### WRITTEN INSTRUCTION
Copy out, word for word, the lines below, starting at the line that contains "369, 658, 385]" and ending at the line that contains "43, 854, 86]", both included.

++++ GIVEN INFORMATION

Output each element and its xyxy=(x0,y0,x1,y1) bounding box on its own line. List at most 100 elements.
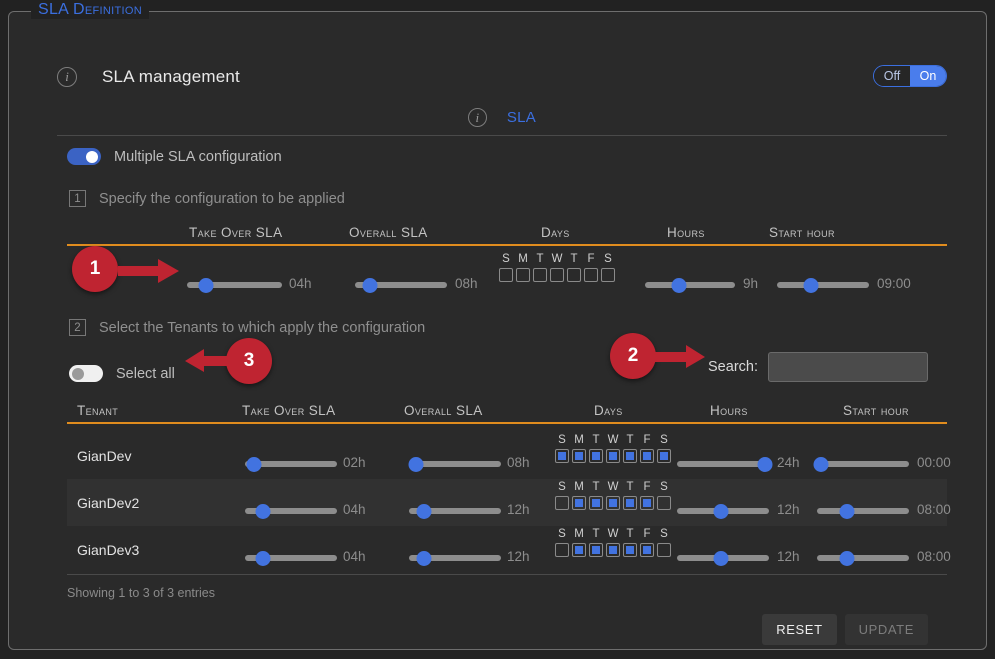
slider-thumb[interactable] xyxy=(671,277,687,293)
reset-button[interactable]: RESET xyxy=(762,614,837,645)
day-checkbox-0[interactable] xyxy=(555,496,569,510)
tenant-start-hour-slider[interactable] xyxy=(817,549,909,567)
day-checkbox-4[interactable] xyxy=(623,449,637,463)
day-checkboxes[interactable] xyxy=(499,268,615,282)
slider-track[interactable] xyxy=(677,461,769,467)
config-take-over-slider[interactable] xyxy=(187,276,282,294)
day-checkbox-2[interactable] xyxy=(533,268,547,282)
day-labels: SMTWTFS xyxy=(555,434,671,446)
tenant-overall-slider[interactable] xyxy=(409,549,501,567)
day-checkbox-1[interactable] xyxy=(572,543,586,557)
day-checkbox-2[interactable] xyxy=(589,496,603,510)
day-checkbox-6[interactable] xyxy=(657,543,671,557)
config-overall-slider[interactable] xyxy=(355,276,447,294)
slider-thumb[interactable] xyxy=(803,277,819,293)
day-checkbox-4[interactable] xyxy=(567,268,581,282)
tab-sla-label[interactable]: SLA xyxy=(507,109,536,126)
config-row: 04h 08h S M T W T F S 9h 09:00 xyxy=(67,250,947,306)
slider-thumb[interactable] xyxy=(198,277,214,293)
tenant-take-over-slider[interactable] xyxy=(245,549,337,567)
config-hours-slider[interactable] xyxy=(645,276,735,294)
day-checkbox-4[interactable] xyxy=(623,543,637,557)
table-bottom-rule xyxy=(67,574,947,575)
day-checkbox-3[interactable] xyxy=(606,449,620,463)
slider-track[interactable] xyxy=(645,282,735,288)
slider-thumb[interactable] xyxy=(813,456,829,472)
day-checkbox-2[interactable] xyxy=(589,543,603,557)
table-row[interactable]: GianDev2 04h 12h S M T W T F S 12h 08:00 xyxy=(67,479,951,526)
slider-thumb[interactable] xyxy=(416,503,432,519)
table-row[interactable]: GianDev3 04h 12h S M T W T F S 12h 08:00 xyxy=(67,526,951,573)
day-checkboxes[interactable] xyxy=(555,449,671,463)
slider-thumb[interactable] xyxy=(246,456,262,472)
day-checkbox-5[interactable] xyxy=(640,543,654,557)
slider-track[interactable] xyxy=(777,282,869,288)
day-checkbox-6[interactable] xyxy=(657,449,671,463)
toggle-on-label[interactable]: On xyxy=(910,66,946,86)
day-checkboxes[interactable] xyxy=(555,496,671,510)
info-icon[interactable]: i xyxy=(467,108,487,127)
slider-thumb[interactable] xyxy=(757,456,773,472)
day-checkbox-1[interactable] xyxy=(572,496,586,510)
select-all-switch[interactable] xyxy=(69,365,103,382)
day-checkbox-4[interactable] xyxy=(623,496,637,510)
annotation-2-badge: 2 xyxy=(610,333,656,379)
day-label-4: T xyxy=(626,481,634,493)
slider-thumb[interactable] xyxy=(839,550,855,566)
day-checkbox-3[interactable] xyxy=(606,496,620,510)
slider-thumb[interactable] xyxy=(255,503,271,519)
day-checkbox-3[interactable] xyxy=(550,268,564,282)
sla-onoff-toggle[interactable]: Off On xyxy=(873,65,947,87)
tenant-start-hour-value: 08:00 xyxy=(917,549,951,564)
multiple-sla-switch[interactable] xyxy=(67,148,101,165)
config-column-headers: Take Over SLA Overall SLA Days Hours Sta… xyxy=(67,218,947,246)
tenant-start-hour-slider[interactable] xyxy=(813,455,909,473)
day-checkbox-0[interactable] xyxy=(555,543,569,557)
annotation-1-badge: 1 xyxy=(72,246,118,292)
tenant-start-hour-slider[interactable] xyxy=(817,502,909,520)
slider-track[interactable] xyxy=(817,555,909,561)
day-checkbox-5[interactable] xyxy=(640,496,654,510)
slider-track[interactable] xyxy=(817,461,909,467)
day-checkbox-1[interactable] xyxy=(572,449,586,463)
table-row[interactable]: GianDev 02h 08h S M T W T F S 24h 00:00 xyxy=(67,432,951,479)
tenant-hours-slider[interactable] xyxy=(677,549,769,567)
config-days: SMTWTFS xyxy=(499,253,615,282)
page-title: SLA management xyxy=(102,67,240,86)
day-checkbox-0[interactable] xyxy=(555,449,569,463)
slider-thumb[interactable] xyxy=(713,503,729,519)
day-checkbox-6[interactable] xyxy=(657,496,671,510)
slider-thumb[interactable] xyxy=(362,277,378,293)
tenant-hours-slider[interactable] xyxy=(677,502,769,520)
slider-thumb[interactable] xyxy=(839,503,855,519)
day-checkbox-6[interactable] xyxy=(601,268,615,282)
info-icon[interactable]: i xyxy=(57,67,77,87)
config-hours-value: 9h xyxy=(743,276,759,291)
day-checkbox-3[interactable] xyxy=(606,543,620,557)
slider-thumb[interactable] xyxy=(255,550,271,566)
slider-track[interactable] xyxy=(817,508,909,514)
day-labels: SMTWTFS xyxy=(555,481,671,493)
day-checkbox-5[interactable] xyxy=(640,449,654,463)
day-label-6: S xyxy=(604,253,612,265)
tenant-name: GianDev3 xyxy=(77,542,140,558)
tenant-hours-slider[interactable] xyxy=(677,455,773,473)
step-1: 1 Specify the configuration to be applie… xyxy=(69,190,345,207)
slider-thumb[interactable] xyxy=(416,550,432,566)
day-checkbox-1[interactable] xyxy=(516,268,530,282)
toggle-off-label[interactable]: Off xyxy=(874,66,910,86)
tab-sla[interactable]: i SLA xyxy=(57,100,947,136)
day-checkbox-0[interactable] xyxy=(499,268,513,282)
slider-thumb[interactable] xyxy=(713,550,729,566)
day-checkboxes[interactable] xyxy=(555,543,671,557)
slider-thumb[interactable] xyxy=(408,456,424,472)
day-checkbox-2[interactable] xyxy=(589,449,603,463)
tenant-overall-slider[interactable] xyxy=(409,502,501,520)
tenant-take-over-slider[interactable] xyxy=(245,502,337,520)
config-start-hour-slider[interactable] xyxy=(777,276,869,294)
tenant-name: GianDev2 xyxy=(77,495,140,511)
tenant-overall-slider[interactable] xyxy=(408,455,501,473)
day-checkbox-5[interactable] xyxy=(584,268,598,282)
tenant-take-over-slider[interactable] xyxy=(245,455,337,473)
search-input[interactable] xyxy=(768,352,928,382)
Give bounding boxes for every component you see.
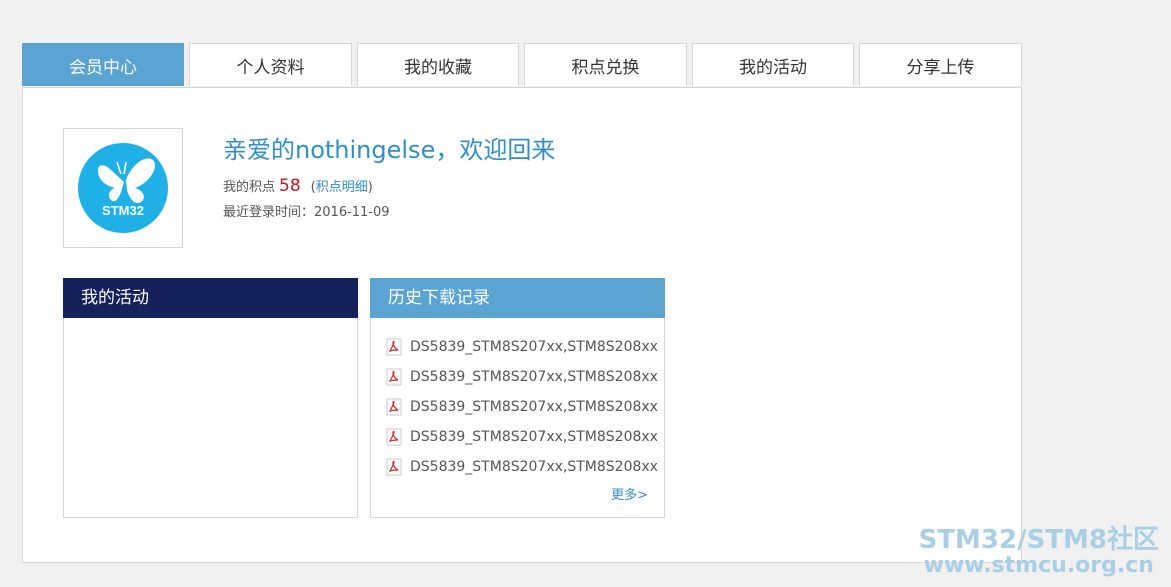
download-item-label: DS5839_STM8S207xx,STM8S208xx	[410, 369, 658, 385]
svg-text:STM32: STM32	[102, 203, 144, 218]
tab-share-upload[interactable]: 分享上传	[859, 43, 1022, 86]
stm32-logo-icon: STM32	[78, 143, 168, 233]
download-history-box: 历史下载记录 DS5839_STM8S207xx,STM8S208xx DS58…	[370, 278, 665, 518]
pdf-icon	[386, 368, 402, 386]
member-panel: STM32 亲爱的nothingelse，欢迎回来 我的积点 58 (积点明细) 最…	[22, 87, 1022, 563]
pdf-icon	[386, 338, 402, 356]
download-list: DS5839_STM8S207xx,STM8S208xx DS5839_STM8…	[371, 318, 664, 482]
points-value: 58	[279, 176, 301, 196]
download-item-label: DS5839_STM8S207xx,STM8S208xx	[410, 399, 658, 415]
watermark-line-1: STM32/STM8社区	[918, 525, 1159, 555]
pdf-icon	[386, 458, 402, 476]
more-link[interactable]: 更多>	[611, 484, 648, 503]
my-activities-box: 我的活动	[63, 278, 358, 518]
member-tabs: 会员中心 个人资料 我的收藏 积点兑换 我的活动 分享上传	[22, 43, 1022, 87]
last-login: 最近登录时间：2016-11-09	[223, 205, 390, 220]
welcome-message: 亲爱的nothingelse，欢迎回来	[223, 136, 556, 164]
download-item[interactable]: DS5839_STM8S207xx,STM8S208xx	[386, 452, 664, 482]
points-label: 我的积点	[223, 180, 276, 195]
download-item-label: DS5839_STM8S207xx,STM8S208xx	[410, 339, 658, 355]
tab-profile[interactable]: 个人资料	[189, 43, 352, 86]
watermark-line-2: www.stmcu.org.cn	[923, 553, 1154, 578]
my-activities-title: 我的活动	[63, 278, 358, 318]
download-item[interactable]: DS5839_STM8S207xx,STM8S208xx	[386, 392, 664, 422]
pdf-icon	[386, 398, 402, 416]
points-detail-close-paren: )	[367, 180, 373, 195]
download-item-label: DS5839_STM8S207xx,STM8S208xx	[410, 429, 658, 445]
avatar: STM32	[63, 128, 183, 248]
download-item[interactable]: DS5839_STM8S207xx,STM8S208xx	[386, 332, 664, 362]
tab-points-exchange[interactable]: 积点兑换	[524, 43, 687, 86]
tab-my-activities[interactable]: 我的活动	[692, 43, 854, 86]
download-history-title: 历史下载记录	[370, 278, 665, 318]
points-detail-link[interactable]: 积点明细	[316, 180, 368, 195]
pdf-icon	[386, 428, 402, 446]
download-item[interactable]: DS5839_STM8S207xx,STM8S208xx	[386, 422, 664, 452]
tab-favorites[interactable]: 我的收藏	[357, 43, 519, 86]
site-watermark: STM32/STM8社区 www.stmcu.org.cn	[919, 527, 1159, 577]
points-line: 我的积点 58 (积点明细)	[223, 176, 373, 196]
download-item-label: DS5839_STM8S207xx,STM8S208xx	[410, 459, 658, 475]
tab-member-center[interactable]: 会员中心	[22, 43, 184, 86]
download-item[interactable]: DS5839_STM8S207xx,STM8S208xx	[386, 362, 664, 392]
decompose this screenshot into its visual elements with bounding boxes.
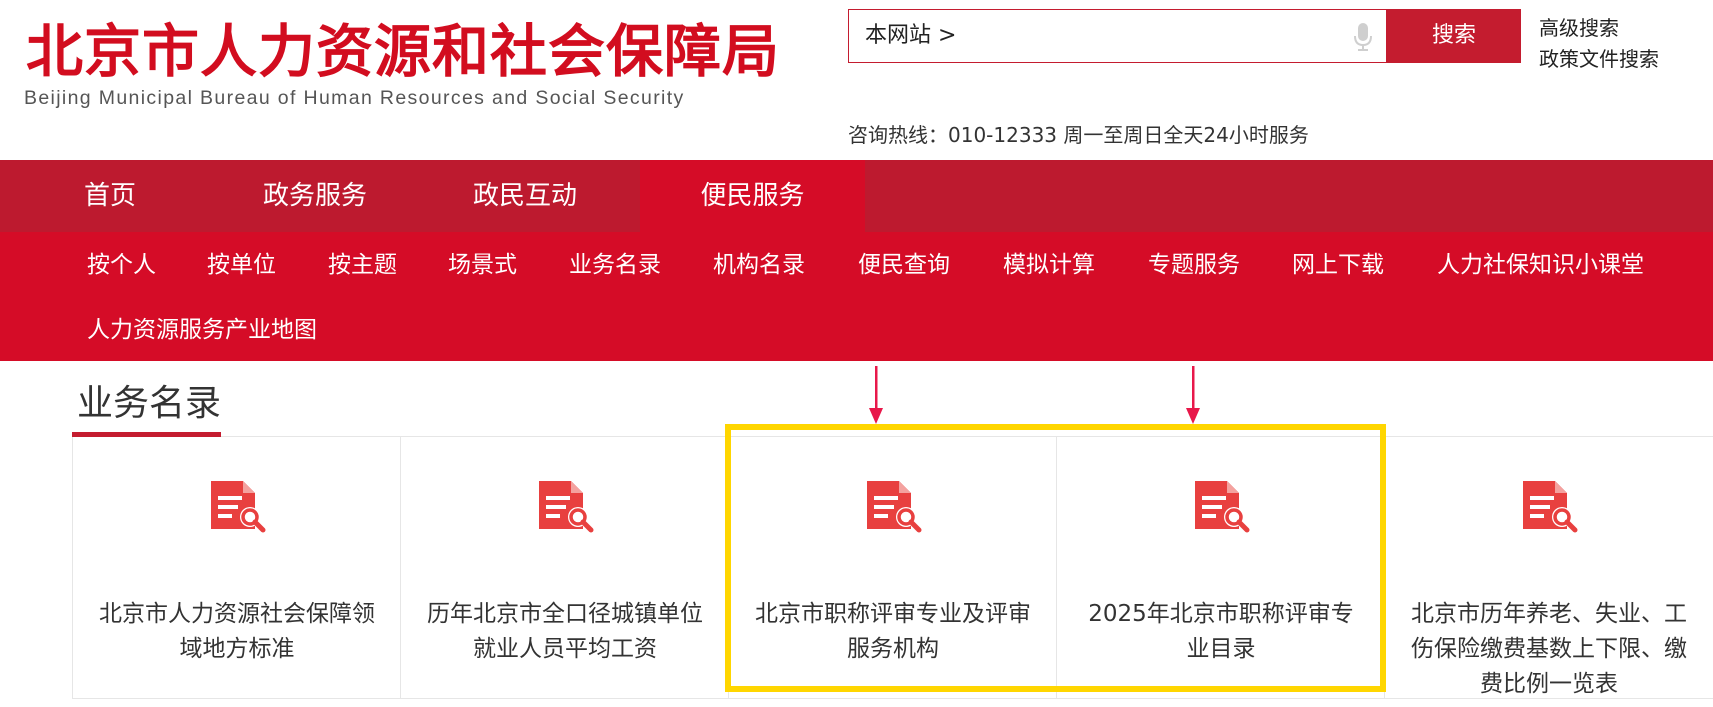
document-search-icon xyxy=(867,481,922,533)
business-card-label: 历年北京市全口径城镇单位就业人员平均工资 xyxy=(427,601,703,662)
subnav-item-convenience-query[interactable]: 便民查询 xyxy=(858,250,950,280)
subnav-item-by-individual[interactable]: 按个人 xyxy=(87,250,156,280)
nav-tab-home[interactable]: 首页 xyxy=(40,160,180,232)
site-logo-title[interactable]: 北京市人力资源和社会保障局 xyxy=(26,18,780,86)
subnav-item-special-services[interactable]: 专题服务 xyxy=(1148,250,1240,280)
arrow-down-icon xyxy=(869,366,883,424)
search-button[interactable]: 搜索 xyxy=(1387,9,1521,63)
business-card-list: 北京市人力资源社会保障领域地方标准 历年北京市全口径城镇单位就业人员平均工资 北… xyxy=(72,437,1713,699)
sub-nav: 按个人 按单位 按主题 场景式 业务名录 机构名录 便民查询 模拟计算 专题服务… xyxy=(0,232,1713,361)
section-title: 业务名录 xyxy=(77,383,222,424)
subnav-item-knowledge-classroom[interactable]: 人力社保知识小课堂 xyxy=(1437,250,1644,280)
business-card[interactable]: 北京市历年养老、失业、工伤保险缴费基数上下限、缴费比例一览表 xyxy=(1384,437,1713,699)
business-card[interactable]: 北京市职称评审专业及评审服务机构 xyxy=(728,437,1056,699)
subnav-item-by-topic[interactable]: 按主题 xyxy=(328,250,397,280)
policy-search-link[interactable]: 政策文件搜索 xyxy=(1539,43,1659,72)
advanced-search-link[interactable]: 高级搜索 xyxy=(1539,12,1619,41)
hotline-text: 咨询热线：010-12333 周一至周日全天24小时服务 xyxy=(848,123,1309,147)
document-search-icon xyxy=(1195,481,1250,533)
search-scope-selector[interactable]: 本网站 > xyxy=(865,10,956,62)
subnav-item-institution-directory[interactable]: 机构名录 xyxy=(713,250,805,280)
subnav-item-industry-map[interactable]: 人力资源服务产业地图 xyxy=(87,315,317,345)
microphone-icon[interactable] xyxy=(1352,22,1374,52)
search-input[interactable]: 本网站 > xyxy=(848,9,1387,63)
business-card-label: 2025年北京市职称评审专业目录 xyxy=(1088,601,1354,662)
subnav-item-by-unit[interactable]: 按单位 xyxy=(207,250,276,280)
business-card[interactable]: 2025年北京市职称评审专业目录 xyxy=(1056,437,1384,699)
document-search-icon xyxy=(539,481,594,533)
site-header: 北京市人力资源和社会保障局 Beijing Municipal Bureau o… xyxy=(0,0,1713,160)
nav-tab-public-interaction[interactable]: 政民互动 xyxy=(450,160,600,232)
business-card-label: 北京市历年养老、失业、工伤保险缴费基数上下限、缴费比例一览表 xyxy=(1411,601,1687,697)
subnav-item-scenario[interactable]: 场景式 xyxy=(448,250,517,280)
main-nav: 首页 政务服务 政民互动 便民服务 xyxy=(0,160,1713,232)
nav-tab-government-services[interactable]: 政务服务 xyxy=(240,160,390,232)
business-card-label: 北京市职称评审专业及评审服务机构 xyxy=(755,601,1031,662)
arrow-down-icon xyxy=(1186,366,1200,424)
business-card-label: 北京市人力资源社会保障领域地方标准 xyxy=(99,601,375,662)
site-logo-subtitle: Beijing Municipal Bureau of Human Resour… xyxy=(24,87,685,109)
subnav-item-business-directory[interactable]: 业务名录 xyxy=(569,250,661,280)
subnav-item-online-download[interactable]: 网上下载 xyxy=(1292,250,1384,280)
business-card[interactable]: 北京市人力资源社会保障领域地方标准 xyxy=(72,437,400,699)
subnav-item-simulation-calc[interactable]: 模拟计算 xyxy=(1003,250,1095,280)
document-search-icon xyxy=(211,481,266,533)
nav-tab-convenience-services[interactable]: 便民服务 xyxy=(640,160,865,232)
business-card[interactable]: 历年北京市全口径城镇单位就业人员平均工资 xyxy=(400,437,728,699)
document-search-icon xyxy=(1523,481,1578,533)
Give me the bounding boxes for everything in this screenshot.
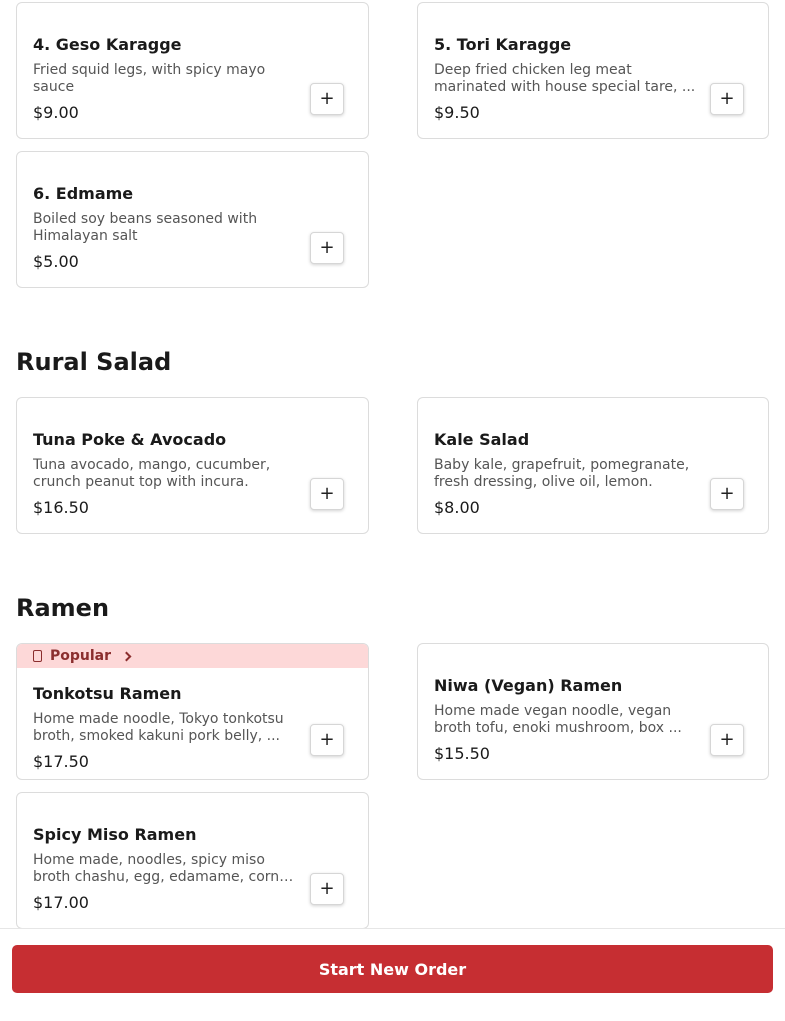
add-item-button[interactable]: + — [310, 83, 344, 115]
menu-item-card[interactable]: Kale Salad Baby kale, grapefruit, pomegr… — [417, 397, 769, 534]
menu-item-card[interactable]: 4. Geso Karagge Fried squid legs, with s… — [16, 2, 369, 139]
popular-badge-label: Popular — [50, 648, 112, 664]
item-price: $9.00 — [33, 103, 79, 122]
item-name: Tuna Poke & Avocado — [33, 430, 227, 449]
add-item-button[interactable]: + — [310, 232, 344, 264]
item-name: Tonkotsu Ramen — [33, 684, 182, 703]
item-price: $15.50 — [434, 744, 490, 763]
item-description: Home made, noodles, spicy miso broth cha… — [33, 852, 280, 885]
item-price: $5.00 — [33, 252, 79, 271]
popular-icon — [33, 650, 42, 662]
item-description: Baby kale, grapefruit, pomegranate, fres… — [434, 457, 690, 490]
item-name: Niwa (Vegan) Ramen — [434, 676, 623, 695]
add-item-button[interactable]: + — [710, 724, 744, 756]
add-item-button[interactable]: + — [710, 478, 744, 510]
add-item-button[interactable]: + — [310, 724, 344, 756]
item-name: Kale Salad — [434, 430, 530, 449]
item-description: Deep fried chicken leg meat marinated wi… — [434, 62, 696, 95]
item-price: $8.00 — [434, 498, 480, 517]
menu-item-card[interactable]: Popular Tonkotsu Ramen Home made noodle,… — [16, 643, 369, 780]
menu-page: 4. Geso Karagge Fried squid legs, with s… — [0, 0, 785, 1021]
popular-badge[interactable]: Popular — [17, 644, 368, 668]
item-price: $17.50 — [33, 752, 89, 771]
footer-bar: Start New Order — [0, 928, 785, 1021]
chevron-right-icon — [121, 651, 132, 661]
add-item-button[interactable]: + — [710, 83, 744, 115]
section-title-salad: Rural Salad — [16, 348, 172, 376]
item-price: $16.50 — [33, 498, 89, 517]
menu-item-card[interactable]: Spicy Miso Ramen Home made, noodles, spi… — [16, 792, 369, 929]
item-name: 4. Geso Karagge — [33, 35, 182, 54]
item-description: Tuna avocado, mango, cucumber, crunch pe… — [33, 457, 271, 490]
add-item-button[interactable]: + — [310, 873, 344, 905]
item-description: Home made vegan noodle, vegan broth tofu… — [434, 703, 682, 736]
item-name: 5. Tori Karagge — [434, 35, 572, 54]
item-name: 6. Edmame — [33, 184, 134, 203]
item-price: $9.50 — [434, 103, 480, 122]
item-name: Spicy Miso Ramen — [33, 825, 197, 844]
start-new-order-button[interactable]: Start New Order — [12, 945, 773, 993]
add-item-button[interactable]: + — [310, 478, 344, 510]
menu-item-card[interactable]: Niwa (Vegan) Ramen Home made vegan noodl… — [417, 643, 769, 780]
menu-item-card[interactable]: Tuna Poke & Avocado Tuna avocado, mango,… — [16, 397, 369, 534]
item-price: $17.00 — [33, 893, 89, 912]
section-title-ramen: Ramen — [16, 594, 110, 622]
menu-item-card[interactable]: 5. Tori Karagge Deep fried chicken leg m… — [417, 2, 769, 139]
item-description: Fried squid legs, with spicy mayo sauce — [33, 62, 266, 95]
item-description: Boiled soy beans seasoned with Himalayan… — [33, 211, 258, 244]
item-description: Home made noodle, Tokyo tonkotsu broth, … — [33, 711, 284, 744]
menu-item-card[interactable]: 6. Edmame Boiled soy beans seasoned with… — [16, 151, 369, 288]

++++++++

### FINAL ANSWER
download-item-label: DS5839_STM8S207xx,STM8S208xx	[410, 369, 658, 385]
svg-text:STM32: STM32	[102, 203, 144, 218]
tab-share-upload[interactable]: 分享上传	[859, 43, 1022, 86]
stm32-logo-icon: STM32	[78, 143, 168, 233]
download-history-box: 历史下载记录 DS5839_STM8S207xx,STM8S208xx DS58…	[370, 278, 665, 518]
pdf-icon	[386, 368, 402, 386]
member-panel: STM32 亲爱的nothingelse，欢迎回来 我的积点 58 (积点明细) 最…	[22, 87, 1022, 563]
pdf-icon	[386, 338, 402, 356]
download-list: DS5839_STM8S207xx,STM8S208xx DS5839_STM8…	[371, 318, 664, 482]
points-value: 58	[279, 176, 301, 196]
download-item-label: DS5839_STM8S207xx,STM8S208xx	[410, 399, 658, 415]
watermark-line-1: STM32/STM8社区	[918, 525, 1159, 555]
pdf-icon	[386, 458, 402, 476]
more-link[interactable]: 更多>	[611, 484, 648, 503]
my-activities-box: 我的活动	[63, 278, 358, 518]
member-tabs: 会员中心 个人资料 我的收藏 积点兑换 我的活动 分享上传	[22, 43, 1022, 87]
last-login: 最近登录时间：2016-11-09	[223, 205, 390, 220]
welcome-message: 亲爱的nothingelse，欢迎回来	[223, 136, 556, 164]
download-item[interactable]: DS5839_STM8S207xx,STM8S208xx	[386, 452, 664, 482]
points-label: 我的积点	[223, 180, 276, 195]
download-item-label: DS5839_STM8S207xx,STM8S208xx	[410, 339, 658, 355]
tab-profile[interactable]: 个人资料	[189, 43, 352, 86]
watermark-line-2: www.stmcu.org.cn	[923, 553, 1154, 578]
my-activities-title: 我的活动	[63, 278, 358, 318]
download-item[interactable]: DS5839_STM8S207xx,STM8S208xx	[386, 392, 664, 422]
pdf-icon	[386, 398, 402, 416]
points-detail-close-paren: )	[367, 180, 373, 195]
download-item-label: DS5839_STM8S207xx,STM8S208xx	[410, 429, 658, 445]
avatar: STM32	[63, 128, 183, 248]
download-item[interactable]: DS5839_STM8S207xx,STM8S208xx	[386, 332, 664, 362]
tab-points-exchange[interactable]: 积点兑换	[524, 43, 687, 86]
tab-my-activities[interactable]: 我的活动	[692, 43, 854, 86]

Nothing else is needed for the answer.